- **Material provided**:
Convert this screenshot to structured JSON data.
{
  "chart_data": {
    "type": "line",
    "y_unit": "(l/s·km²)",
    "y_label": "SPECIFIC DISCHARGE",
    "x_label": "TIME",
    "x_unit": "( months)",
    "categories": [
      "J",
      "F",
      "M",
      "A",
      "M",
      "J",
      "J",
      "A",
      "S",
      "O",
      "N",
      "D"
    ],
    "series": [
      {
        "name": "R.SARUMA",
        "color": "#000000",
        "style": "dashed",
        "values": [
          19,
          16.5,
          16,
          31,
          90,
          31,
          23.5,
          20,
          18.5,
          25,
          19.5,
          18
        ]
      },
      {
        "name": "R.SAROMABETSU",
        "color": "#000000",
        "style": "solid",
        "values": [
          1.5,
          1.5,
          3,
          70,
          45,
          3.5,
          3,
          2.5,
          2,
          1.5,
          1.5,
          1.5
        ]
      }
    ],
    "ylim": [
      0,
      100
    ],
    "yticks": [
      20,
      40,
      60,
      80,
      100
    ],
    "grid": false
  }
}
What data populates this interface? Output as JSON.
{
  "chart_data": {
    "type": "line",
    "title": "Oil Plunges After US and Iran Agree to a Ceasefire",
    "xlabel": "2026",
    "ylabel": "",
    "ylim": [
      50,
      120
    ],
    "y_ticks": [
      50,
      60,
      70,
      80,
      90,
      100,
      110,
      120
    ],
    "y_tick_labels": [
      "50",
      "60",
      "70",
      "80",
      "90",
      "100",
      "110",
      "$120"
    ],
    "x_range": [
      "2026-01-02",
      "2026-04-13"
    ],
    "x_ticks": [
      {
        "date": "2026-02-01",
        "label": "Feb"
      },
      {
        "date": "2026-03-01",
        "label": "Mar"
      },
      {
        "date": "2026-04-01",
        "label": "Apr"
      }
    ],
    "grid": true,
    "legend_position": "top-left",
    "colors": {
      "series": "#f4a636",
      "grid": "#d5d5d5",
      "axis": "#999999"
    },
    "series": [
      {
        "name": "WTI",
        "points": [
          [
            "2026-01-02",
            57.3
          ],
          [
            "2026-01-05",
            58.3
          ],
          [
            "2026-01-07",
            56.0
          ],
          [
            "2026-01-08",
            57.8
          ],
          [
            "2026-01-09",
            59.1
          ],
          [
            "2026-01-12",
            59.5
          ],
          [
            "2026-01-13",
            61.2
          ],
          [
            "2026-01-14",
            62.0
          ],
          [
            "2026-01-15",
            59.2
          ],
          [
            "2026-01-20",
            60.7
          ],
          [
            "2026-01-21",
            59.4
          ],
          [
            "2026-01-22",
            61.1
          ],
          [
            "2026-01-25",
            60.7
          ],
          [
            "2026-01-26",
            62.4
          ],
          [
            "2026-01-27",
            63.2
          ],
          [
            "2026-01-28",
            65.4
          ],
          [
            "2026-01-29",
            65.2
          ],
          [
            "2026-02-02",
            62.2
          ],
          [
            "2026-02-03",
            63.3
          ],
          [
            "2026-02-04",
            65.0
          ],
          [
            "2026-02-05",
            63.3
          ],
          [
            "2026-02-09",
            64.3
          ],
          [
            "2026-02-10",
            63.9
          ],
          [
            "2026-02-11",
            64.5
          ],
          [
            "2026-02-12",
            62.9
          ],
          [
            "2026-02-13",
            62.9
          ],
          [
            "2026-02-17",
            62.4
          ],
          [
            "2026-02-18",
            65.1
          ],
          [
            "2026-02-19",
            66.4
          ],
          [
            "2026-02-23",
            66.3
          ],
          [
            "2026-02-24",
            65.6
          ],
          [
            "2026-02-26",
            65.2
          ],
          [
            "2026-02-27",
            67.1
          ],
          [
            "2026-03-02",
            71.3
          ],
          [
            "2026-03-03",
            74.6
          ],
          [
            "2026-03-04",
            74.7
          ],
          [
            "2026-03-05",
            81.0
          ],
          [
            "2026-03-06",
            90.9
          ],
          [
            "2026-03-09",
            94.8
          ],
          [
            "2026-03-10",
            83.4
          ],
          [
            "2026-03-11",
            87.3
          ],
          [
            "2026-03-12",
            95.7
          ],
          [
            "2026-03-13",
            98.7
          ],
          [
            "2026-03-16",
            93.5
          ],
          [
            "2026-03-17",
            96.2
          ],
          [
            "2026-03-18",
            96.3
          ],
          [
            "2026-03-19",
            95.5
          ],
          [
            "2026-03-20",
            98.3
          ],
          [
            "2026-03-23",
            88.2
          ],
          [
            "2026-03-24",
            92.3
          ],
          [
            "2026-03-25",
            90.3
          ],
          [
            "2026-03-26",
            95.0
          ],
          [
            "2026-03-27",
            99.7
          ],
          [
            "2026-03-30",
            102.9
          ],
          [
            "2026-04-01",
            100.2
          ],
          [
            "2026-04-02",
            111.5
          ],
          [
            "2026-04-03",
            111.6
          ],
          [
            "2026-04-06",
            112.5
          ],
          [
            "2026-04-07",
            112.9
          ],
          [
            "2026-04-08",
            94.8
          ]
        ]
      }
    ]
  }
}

- **The task**: Your task is to repeat each line of the material exactly.

- **Exercise result**:
Convert this screenshot to structured JSON data.
{
  "chart_data": {
    "type": "line",
    "y_unit": "(l/s·km²)",
    "y_label": "SPECIFIC DISCHARGE",
    "x_label": "TIME",
    "x_unit": "( months)",
    "categories": [
      "J",
      "F",
      "M",
      "A",
      "M",
      "J",
      "J",
      "A",
      "S",
      "O",
      "N",
      "D"
    ],
    "series": [
      {
        "name": "R.SARUMA",
        "color": "#000000",
        "style": "dashed",
        "values": [
          19,
          16.5,
          16,
          31,
          90,
          31,
          23.5,
          20,
          18.5,
          25,
          19.5,
          18
        ]
      },
      {
        "name": "R.SAROMABETSU",
        "color": "#000000",
        "style": "solid",
        "values": [
          1.5,
          1.5,
          3,
          70,
          45,
          3.5,
          3,
          2.5,
          2,
          1.5,
          1.5,
          1.5
        ]
      }
    ],
    "ylim": [
      0,
      100
    ],
    "yticks": [
      20,
      40,
      60,
      80,
      100
    ],
    "grid": false
  }
}
What data populates this interface? Output as JSON.
{
  "chart_data": {
    "type": "line",
    "title": "Oil Plunges After US and Iran Agree to a Ceasefire",
    "xlabel": "2026",
    "ylabel": "",
    "ylim": [
      50,
      120
    ],
    "y_ticks": [
      50,
      60,
      70,
      80,
      90,
      100,
      110,
      120
    ],
    "y_tick_labels": [
      "50",
      "60",
      "70",
      "80",
      "90",
      "100",
      "110",
      "$120"
    ],
    "x_range": [
      "2026-01-02",
      "2026-04-13"
    ],
    "x_ticks": [
      {
        "date": "2026-02-01",
        "label": "Feb"
      },
      {
        "date": "2026-03-01",
        "label": "Mar"
      },
      {
        "date": "2026-04-01",
        "label": "Apr"
      }
    ],
    "grid": true,
    "legend_position": "top-left",
    "colors": {
      "series": "#f4a636",
      "grid": "#d5d5d5",
      "axis": "#999999"
    },
    "series": [
      {
        "name": "WTI",
        "points": [
          [
            "2026-01-02",
            57.3
          ],
          [
            "2026-01-05",
            58.3
          ],
          [
            "2026-01-07",
            56.0
          ],
          [
            "2026-01-08",
            57.8
          ],
          [
            "2026-01-09",
            59.1
          ],
          [
            "2026-01-12",
            59.5
          ],
          [
            "2026-01-13",
            61.2
          ],
          [
            "2026-01-14",
            62.0
          ],
          [
            "2026-01-15",
            59.2
          ],
          [
            "2026-01-20",
            60.7
          ],
          [
            "2026-01-21",
            59.4
          ],
          [
            "2026-01-22",
            61.1
          ],
          [
            "2026-01-25",
            60.7
          ],
          [
            "2026-01-26",
            62.4
          ],
          [
            "2026-01-27",
            63.2
          ],
          [
            "2026-01-28",
            65.4
          ],
          [
            "2026-01-29",
            65.2
          ],
          [
            "2026-02-02",
            62.2
          ],
          [
            "2026-02-03",
            63.3
          ],
          [
            "2026-02-04",
            65.0
          ],
          [
            "2026-02-05",
            63.3
          ],
          [
            "2026-02-09",
            64.3
          ],
          [
            "2026-02-10",
            63.9
          ],
          [
            "2026-02-11",
            64.5
          ],
          [
            "2026-02-12",
            62.9
          ],
          [
            "2026-02-13",
            62.9
          ],
          [
            "2026-02-17",
            62.4
          ],
          [
            "2026-02-18",
            65.1
          ],
          [
            "2026-02-19",
            66.4
          ],
          [
            "2026-02-23",
            66.3
          ],
          [
            "2026-02-24",
            65.6
          ],
          [
            "2026-02-26",
            65.2
          ],
          [
            "2026-02-27",
            67.1
          ],
          [
            "2026-03-02",
            71.3
          ],
          [
            "2026-03-03",
            74.6
          ],
          [
            "2026-03-04",
            74.7
          ],
          [
            "2026-03-05",
            81.0
          ],
          [
            "2026-03-06",
            90.9
          ],
          [
            "2026-03-09",
            94.8
          ],
          [
            "2026-03-10",
            83.4
          ],
          [
            "2026-03-11",
            87.3
          ],
          [
            "2026-03-12",
            95.7
          ],
          [
            "2026-03-13",
            98.7
          ],
          [
            "2026-03-16",
            93.5
          ],
          [
            "2026-03-17",
            96.2
          ],
          [
            "2026-03-18",
            96.3
          ],
          [
            "2026-03-19",
            95.5
          ],
          [
            "2026-03-20",
            98.3
          ],
          [
            "2026-03-23",
            88.2
          ],
          [
            "2026-03-24",
            92.3
          ],
          [
            "2026-03-25",
            90.3
          ],
          [
            "2026-03-26",
            95.0
          ],
          [
            "2026-03-27",
            99.7
          ],
          [
            "2026-03-30",
            102.9
          ],
          [
            "2026-04-01",
            100.2
          ],
          [
            "2026-04-02",
            111.5
          ],
          [
            "2026-04-03",
            111.6
          ],
          [
            "2026-04-06",
            112.5
          ],
          [
            "2026-04-07",
            112.9
          ],
          [
            "2026-04-08",
            94.8
          ]
        ]
      }
    ]
  }
}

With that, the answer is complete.